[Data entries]
BEGIN

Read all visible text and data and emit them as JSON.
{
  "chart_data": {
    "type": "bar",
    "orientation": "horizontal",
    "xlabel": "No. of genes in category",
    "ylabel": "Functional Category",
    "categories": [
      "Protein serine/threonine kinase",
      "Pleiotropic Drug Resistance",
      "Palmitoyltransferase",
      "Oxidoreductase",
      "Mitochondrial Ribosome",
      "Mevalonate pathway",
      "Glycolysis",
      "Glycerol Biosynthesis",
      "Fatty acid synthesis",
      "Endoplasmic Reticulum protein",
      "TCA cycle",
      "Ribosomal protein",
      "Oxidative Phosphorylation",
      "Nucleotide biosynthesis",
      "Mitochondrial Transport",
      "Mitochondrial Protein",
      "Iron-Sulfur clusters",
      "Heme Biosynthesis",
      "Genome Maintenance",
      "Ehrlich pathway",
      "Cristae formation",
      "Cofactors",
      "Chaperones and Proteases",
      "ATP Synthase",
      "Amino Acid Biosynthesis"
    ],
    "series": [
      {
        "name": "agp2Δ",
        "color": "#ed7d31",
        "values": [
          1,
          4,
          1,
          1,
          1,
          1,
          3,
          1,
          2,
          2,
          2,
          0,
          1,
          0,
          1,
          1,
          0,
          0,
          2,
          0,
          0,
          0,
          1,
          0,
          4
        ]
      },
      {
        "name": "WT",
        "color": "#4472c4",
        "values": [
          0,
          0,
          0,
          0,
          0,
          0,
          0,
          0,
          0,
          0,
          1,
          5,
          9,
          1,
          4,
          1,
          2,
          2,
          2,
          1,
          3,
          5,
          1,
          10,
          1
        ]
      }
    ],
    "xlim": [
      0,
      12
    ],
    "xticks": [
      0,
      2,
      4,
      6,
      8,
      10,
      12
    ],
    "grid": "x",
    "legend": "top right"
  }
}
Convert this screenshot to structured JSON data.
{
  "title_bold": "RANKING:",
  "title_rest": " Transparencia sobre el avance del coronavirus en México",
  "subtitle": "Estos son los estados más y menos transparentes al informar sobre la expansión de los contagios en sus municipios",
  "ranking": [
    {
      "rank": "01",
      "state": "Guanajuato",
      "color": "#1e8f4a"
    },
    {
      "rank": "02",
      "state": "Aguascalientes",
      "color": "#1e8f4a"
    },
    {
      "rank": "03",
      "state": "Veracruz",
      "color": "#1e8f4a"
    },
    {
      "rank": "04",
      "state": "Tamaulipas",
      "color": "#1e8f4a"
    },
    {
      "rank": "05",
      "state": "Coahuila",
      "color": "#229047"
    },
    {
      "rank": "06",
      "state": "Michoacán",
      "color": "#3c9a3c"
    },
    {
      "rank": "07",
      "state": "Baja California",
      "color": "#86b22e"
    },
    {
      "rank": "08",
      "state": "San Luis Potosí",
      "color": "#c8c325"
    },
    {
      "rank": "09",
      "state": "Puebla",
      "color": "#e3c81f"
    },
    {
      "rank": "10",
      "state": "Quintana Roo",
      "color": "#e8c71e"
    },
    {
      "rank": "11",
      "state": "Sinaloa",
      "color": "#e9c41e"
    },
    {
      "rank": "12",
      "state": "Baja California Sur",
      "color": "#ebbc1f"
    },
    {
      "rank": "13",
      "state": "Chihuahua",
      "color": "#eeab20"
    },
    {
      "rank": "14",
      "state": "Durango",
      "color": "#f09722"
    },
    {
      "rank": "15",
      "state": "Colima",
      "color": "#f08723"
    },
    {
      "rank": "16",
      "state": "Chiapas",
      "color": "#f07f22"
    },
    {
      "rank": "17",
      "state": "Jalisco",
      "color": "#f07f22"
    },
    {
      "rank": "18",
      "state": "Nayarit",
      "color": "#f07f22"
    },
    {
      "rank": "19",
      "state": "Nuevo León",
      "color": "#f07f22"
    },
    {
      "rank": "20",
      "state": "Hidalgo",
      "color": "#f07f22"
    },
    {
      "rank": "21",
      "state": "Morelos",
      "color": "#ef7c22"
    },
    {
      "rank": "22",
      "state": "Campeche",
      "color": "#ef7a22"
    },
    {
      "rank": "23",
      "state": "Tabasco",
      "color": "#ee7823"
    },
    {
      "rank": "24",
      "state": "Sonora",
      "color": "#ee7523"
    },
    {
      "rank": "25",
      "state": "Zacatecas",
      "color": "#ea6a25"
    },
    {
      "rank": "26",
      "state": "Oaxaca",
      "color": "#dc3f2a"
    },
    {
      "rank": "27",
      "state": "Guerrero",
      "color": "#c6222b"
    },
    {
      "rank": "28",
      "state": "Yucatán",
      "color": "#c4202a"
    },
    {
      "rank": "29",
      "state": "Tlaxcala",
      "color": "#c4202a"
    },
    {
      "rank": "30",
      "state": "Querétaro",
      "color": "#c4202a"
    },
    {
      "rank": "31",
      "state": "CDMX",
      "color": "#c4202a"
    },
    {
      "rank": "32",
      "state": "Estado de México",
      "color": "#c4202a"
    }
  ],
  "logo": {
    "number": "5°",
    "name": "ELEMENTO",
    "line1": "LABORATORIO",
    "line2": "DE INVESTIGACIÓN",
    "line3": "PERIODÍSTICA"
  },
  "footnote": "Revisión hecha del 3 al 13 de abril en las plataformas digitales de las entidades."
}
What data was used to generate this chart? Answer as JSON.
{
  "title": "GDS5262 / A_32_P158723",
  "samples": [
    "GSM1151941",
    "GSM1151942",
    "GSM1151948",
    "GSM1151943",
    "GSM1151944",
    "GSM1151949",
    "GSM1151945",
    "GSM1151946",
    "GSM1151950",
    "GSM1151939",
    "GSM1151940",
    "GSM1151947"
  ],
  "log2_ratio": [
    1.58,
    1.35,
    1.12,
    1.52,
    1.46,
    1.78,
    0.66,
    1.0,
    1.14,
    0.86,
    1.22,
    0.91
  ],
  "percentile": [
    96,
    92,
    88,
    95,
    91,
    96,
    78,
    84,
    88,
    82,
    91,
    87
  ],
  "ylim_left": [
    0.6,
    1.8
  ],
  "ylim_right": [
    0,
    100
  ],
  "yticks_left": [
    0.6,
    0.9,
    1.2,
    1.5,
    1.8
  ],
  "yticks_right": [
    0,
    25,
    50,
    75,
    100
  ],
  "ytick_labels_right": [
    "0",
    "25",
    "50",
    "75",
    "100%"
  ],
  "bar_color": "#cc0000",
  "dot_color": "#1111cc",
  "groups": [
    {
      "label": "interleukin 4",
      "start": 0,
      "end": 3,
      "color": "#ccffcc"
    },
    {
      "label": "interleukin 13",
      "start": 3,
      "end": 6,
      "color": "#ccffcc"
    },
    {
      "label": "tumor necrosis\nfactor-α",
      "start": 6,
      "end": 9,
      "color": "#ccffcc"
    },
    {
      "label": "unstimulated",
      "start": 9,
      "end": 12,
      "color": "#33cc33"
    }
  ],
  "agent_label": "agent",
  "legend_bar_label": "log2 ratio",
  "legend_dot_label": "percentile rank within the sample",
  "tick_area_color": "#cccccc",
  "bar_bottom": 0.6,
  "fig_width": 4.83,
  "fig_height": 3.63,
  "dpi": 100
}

END

- What the task requires:
Return all lines above that mention the word "México".

- Output for this exercise:
  "title_rest": " Transparencia sobre el avance del coronavirus en México",
      "state": "Estado de México",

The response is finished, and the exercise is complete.